→ REQUEST
Emit the data below verbatim, stripping out any pictures.

Raw records

▬▬▬▬▬▬▬▬▬▬

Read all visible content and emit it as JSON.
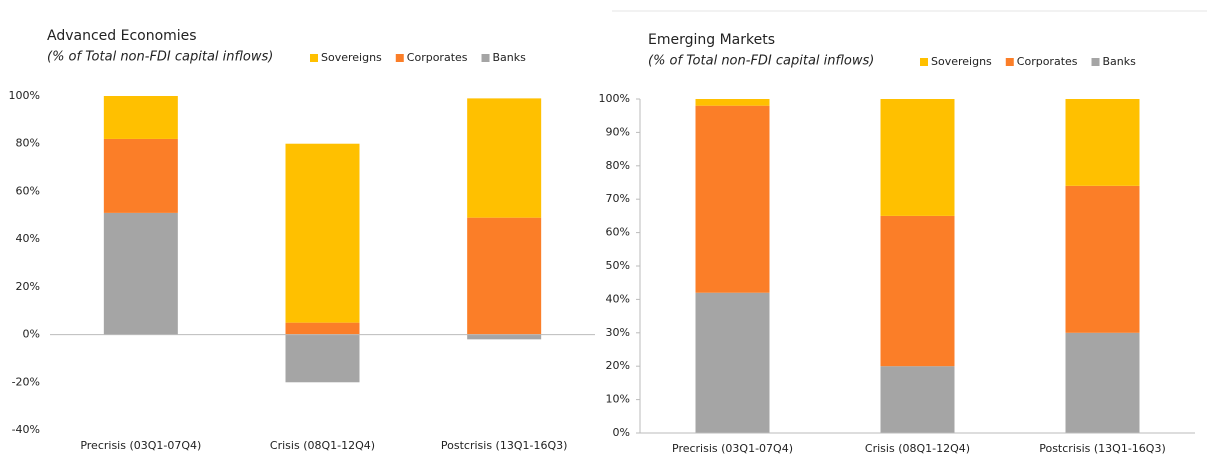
{
  "chart_data": [
    {
      "type": "bar",
      "stacked": true,
      "title": "Advanced Economies",
      "subtitle": "(% of Total non-FDI capital inflows)",
      "categories": [
        "Precrisis (03Q1-07Q4)",
        "Crisis (08Q1-12Q4)",
        "Postcrisis (13Q1-16Q3)"
      ],
      "series": [
        {
          "name": "Sovereigns",
          "color": "#ffc000",
          "values": [
            18,
            75,
            50
          ]
        },
        {
          "name": "Corporates",
          "color": "#fb7e28",
          "values": [
            31,
            5,
            49
          ]
        },
        {
          "name": "Banks",
          "color": "#a5a5a5",
          "values": [
            51,
            -20,
            -2
          ]
        }
      ],
      "ylim": [
        -40,
        100
      ],
      "yticks": [
        {
          "value": -40,
          "label": "-40%"
        },
        {
          "value": -20,
          "label": "-20%"
        },
        {
          "value": 0,
          "label": "0%"
        },
        {
          "value": 20,
          "label": "20%"
        },
        {
          "value": 40,
          "label": "40%"
        },
        {
          "value": 60,
          "label": "60%"
        },
        {
          "value": 80,
          "label": "80%"
        },
        {
          "value": 100,
          "label": "100%"
        }
      ],
      "legend": "top"
    },
    {
      "type": "bar",
      "stacked": true,
      "title": "Emerging Markets",
      "subtitle": "(% of Total non-FDI capital inflows)",
      "categories": [
        "Precrisis (03Q1-07Q4)",
        "Crisis (08Q1-12Q4)",
        "Postcrisis (13Q1-16Q3)"
      ],
      "series": [
        {
          "name": "Sovereigns",
          "color": "#ffc000",
          "values": [
            2,
            35,
            26
          ]
        },
        {
          "name": "Corporates",
          "color": "#fb7e28",
          "values": [
            56,
            45,
            44
          ]
        },
        {
          "name": "Banks",
          "color": "#a5a5a5",
          "values": [
            42,
            20,
            30
          ]
        }
      ],
      "ylim": [
        0,
        100
      ],
      "yticks": [
        {
          "value": 0,
          "label": "0%"
        },
        {
          "value": 10,
          "label": "10%"
        },
        {
          "value": 20,
          "label": "20%"
        },
        {
          "value": 30,
          "label": "30%"
        },
        {
          "value": 40,
          "label": "40%"
        },
        {
          "value": 50,
          "label": "50%"
        },
        {
          "value": 60,
          "label": "60%"
        },
        {
          "value": 70,
          "label": "70%"
        },
        {
          "value": 80,
          "label": "80%"
        },
        {
          "value": 90,
          "label": "90%"
        },
        {
          "value": 100,
          "label": "100%"
        }
      ],
      "legend": "top"
    }
  ]
}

▬▬▬▬▬▬▬▬▬▬

→ FULL ANSWER
Read all visible content and emit it as JSON.
{
  "chart_data": [
    {
      "type": "bar",
      "stacked": true,
      "title": "Advanced Economies",
      "subtitle": "(% of Total non-FDI capital inflows)",
      "categories": [
        "Precrisis (03Q1-07Q4)",
        "Crisis (08Q1-12Q4)",
        "Postcrisis (13Q1-16Q3)"
      ],
      "series": [
        {
          "name": "Sovereigns",
          "color": "#ffc000",
          "values": [
            18,
            75,
            50
          ]
        },
        {
          "name": "Corporates",
          "color": "#fb7e28",
          "values": [
            31,
            5,
            49
          ]
        },
        {
          "name": "Banks",
          "color": "#a5a5a5",
          "values": [
            51,
            -20,
            -2
          ]
        }
      ],
      "ylim": [
        -40,
        100
      ],
      "yticks": [
        {
          "value": -40,
          "label": "-40%"
        },
        {
          "value": -20,
          "label": "-20%"
        },
        {
          "value": 0,
          "label": "0%"
        },
        {
          "value": 20,
          "label": "20%"
        },
        {
          "value": 40,
          "label": "40%"
        },
        {
          "value": 60,
          "label": "60%"
        },
        {
          "value": 80,
          "label": "80%"
        },
        {
          "value": 100,
          "label": "100%"
        }
      ],
      "legend": "top"
    },
    {
      "type": "bar",
      "stacked": true,
      "title": "Emerging Markets",
      "subtitle": "(% of Total non-FDI capital inflows)",
      "categories": [
        "Precrisis (03Q1-07Q4)",
        "Crisis (08Q1-12Q4)",
        "Postcrisis (13Q1-16Q3)"
      ],
      "series": [
        {
          "name": "Sovereigns",
          "color": "#ffc000",
          "values": [
            2,
            35,
            26
          ]
        },
        {
          "name": "Corporates",
          "color": "#fb7e28",
          "values": [
            56,
            45,
            44
          ]
        },
        {
          "name": "Banks",
          "color": "#a5a5a5",
          "values": [
            42,
            20,
            30
          ]
        }
      ],
      "ylim": [
        0,
        100
      ],
      "yticks": [
        {
          "value": 0,
          "label": "0%"
        },
        {
          "value": 10,
          "label": "10%"
        },
        {
          "value": 20,
          "label": "20%"
        },
        {
          "value": 30,
          "label": "30%"
        },
        {
          "value": 40,
          "label": "40%"
        },
        {
          "value": 50,
          "label": "50%"
        },
        {
          "value": 60,
          "label": "60%"
        },
        {
          "value": 70,
          "label": "70%"
        },
        {
          "value": 80,
          "label": "80%"
        },
        {
          "value": 90,
          "label": "90%"
        },
        {
          "value": 100,
          "label": "100%"
        }
      ],
      "legend": "top"
    }
  ]
}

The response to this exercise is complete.